Short problem
Print each line of the listing once more, precisely as given.

----

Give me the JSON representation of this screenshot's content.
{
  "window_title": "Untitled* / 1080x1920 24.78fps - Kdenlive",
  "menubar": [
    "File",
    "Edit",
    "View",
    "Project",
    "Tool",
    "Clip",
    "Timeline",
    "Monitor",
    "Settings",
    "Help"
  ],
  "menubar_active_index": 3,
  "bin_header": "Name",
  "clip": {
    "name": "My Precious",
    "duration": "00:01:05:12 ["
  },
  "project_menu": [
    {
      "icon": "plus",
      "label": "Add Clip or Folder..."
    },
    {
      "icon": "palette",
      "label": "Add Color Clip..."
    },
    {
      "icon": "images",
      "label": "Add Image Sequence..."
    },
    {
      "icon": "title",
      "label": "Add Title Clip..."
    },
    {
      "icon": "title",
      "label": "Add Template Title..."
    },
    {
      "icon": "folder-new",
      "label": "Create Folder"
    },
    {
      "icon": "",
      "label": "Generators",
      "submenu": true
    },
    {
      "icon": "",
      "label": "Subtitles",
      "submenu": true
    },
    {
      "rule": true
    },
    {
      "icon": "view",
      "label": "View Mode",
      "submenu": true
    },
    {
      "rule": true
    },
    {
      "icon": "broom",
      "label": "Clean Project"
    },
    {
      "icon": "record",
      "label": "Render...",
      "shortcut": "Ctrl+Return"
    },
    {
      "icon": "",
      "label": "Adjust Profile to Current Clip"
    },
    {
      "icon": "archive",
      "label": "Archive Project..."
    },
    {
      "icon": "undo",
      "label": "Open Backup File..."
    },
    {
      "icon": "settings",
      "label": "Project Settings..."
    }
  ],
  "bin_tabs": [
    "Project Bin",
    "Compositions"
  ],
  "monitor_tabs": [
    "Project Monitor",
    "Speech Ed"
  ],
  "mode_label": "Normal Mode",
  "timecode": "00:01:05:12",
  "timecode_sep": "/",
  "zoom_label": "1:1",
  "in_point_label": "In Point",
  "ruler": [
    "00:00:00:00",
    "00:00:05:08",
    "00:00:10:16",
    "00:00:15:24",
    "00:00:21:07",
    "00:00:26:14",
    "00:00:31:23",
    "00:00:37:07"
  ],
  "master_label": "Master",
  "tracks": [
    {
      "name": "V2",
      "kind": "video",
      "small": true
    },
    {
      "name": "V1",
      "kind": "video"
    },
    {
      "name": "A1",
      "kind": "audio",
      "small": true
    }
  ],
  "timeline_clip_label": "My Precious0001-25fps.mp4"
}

----

Task response
Give me the JSON representation of this screenshot's content.
{
  "window_title": "Untitled* / 1080x1920 24.78fps - Kdenlive",
  "menubar": [
    "File",
    "Edit",
    "View",
    "Project",
    "Tool",
    "Clip",
    "Timeline",
    "Monitor",
    "Settings",
    "Help"
  ],
  "menubar_active_index": 3,
  "bin_header": "Name",
  "clip": {
    "name": "My Precious",
    "duration": "00:01:05:12 ["
  },
  "project_menu": [
    {
      "icon": "plus",
      "label": "Add Clip or Folder..."
    },
    {
      "icon": "palette",
      "label": "Add Color Clip..."
    },
    {
      "icon": "images",
      "label": "Add Image Sequence..."
    },
    {
      "icon": "title",
      "label": "Add Title Clip..."
    },
    {
      "icon": "title",
      "label": "Add Template Title..."
    },
    {
      "icon": "folder-new",
      "label": "Create Folder"
    },
    {
      "icon": "",
      "label": "Generators",
      "submenu": true
    },
    {
      "icon": "",
      "label": "Subtitles",
      "submenu": true
    },
    {
      "rule": true
    },
    {
      "icon": "view",
      "label": "View Mode",
      "submenu": true
    },
    {
      "rule": true
    },
    {
      "icon": "broom",
      "label": "Clean Project"
    },
    {
      "icon": "record",
      "label": "Render...",
      "shortcut": "Ctrl+Return"
    },
    {
      "icon": "",
      "label": "Adjust Profile to Current Clip"
    },
    {
      "icon": "archive",
      "label": "Archive Project..."
    },
    {
      "icon": "undo",
      "label": "Open Backup File..."
    },
    {
      "icon": "settings",
      "label": "Project Settings..."
    }
  ],
  "bin_tabs": [
    "Project Bin",
    "Compositions"
  ],
  "monitor_tabs": [
    "Project Monitor",
    "Speech Ed"
  ],
  "mode_label": "Normal Mode",
  "timecode": "00:01:05:12",
  "timecode_sep": "/",
  "zoom_label": "1:1",
  "in_point_label": "In Point",
  "ruler": [
    "00:00:00:00",
    "00:00:05:08",
    "00:00:10:16",
    "00:00:15:24",
    "00:00:21:07",
    "00:00:26:14",
    "00:00:31:23",
    "00:00:37:07"
  ],
  "master_label": "Master",
  "tracks": [
    {
      "name": "V2",
      "kind": "video",
      "small": true
    },
    {
      "name": "V1",
      "kind": "video"
    },
    {
      "name": "A1",
      "kind": "audio",
      "small": true
    }
  ],
  "timeline_clip_label": "My Precious0001-25fps.mp4"
}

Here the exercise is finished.